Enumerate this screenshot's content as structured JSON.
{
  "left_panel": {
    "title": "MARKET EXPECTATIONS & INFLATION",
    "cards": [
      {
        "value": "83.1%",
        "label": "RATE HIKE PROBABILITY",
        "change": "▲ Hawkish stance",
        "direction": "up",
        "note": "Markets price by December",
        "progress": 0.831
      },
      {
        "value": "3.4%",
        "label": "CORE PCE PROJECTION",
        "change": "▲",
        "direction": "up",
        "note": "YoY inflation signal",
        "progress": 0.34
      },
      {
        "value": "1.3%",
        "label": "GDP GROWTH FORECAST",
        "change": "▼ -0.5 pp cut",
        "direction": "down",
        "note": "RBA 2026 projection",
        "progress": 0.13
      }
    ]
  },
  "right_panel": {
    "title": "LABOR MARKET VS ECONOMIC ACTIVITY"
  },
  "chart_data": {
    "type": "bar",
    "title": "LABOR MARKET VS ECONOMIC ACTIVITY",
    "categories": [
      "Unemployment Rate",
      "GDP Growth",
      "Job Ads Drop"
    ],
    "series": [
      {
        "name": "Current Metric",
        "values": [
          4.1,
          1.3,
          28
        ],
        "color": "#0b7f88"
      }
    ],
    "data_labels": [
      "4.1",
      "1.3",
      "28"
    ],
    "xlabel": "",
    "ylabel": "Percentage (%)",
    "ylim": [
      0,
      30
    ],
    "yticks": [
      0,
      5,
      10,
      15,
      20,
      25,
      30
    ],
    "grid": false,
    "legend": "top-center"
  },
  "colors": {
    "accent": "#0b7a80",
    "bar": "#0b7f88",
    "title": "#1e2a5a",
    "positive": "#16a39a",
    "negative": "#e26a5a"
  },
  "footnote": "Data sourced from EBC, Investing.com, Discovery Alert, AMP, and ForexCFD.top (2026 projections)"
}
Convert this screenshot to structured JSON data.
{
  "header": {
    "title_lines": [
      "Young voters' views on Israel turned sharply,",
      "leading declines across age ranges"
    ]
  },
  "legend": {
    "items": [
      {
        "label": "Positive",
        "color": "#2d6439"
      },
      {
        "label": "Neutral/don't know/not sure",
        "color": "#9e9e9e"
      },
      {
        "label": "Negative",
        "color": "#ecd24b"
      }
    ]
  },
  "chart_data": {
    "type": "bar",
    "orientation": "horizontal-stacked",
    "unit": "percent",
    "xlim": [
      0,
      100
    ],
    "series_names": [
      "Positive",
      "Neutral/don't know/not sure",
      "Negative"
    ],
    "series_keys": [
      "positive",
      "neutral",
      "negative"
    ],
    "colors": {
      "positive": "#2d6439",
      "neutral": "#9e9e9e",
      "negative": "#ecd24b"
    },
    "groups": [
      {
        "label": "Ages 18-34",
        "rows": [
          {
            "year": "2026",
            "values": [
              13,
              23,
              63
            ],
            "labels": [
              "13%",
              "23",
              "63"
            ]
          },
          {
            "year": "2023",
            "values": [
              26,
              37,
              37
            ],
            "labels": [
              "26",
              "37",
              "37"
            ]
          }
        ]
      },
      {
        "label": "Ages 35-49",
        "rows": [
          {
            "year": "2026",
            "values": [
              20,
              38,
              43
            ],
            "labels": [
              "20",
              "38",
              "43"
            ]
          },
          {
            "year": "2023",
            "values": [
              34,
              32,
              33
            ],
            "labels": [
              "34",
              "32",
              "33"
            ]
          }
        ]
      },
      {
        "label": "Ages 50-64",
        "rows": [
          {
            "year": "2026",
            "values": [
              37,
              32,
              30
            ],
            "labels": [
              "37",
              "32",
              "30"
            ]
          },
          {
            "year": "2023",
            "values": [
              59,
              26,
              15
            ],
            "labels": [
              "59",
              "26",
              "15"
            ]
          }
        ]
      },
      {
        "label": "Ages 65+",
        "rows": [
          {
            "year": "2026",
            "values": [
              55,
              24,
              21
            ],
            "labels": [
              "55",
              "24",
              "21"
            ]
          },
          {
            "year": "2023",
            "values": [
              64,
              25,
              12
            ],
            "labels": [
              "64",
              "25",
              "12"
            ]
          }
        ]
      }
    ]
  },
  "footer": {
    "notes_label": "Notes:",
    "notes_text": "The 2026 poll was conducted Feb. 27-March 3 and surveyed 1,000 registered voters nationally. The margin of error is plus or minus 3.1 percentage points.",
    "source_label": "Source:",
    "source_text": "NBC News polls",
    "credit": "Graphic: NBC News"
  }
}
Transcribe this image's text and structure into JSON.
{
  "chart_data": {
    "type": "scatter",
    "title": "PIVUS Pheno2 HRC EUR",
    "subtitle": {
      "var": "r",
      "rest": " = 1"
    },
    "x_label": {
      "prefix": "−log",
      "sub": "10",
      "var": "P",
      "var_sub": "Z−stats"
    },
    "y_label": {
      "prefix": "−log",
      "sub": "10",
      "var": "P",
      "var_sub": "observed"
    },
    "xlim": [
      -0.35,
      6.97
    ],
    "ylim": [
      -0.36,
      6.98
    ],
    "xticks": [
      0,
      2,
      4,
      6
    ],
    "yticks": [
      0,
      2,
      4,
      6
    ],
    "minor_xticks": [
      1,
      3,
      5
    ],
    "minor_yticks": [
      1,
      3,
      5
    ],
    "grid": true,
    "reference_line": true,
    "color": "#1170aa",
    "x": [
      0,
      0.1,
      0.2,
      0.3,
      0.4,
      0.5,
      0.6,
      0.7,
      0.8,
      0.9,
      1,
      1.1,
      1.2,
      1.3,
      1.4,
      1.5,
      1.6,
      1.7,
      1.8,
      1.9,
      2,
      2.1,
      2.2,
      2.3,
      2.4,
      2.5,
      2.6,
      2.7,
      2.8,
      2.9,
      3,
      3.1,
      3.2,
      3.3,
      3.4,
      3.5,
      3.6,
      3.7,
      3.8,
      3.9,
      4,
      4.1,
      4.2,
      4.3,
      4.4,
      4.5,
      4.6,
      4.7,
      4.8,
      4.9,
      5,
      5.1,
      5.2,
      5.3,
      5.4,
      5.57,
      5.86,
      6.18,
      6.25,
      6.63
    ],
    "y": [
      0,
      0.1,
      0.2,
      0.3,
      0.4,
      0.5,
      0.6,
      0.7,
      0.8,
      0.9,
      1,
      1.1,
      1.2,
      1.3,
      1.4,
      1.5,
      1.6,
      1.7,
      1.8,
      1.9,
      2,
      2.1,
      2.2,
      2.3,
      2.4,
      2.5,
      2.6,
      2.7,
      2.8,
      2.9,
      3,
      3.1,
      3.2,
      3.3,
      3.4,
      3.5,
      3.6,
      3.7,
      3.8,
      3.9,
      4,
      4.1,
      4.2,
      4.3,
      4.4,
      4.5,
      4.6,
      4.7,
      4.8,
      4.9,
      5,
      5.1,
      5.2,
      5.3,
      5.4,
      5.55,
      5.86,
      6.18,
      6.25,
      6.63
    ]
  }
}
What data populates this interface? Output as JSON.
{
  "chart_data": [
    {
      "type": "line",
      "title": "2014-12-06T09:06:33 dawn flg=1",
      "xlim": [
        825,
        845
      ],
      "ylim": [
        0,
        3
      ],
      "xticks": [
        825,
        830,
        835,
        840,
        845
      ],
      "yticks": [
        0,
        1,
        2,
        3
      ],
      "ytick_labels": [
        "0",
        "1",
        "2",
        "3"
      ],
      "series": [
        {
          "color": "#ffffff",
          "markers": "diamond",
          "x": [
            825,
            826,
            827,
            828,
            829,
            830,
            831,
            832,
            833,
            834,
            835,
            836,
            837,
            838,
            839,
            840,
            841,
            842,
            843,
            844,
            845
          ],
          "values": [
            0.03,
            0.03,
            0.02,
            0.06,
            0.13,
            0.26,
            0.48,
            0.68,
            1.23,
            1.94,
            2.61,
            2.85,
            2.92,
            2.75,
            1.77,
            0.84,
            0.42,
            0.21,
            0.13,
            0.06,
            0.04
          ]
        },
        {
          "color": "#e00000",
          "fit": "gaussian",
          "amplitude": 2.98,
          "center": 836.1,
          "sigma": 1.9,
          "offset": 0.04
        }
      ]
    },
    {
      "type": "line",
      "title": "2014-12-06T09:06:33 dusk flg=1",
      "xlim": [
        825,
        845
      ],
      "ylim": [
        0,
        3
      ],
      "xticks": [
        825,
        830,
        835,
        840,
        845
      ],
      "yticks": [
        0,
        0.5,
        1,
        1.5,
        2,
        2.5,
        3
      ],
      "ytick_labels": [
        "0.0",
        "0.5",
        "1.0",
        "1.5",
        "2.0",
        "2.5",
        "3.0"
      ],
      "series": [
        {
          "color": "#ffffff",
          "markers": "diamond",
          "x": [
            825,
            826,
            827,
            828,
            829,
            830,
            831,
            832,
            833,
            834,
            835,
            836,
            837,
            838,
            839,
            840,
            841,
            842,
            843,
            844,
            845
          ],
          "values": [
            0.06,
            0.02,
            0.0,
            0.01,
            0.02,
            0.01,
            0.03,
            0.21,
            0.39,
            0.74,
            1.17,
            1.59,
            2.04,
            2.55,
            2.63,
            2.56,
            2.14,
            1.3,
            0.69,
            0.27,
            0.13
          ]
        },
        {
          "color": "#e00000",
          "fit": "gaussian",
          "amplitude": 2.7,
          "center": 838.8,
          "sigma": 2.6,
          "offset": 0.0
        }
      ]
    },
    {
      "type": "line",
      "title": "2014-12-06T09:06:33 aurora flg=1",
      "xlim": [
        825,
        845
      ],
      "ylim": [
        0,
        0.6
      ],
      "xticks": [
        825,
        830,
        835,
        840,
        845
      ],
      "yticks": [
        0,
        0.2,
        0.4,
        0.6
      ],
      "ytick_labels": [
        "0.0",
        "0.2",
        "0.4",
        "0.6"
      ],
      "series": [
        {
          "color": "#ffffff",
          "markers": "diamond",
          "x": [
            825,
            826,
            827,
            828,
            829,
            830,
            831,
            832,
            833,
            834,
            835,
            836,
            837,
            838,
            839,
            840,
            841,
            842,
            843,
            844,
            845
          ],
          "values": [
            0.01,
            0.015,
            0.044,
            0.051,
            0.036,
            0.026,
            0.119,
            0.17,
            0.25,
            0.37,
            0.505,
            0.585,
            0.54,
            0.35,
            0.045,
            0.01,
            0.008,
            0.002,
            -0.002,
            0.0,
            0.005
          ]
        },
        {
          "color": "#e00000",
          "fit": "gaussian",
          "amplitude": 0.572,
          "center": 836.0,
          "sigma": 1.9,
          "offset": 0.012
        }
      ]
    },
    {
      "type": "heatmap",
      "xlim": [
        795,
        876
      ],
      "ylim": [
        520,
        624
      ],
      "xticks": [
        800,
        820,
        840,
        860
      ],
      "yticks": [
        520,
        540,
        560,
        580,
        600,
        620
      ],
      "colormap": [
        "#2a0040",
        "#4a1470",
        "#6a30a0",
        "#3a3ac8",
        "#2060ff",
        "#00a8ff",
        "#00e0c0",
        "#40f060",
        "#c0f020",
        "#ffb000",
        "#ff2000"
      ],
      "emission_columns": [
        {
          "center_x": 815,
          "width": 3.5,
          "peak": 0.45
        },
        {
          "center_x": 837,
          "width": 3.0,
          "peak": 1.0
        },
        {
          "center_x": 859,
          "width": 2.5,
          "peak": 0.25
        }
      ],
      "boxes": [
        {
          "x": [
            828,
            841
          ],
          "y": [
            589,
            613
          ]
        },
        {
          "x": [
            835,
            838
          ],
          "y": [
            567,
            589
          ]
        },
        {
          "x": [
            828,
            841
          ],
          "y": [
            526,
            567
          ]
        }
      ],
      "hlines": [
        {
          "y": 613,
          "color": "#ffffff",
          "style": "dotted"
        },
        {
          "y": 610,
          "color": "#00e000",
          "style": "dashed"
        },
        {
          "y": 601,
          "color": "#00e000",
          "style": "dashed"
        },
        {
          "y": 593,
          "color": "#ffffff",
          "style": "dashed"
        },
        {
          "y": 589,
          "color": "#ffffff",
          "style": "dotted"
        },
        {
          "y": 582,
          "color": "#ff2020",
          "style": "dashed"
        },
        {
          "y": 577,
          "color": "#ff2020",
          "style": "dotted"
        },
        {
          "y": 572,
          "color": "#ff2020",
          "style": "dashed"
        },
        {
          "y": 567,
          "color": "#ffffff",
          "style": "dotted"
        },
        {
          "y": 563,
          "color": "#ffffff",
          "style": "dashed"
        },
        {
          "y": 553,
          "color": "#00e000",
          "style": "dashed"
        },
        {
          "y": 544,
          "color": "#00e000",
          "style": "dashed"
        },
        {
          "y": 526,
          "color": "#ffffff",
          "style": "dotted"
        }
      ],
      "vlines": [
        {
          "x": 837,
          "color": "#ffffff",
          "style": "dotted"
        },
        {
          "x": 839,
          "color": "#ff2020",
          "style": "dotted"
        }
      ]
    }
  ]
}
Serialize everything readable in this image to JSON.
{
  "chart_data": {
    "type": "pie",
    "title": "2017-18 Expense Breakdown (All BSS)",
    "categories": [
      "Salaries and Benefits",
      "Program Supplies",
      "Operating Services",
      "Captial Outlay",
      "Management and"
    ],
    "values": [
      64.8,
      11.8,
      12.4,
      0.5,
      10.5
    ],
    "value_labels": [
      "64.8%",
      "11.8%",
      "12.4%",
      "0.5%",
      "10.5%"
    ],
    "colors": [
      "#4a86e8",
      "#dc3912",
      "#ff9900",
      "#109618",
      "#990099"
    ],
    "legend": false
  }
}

● **Exercise objective**
Beginning at the line where "Serialize everything readable" appears, extract each line through the end of the data above; keep them exact and include nothing else.

● **Solution to this task**
Serialize everything readable in this image to JSON.
{
  "chart_data": {
    "type": "pie",
    "title": "2017-18 Expense Breakdown (All BSS)",
    "categories": [
      "Salaries and Benefits",
      "Program Supplies",
      "Operating Services",
      "Captial Outlay",
      "Management and"
    ],
    "values": [
      64.8,
      11.8,
      12.4,
      0.5,
      10.5
    ],
    "value_labels": [
      "64.8%",
      "11.8%",
      "12.4%",
      "0.5%",
      "10.5%"
    ],
    "colors": [
      "#4a86e8",
      "#dc3912",
      "#ff9900",
      "#109618",
      "#990099"
    ],
    "legend": false
  }
}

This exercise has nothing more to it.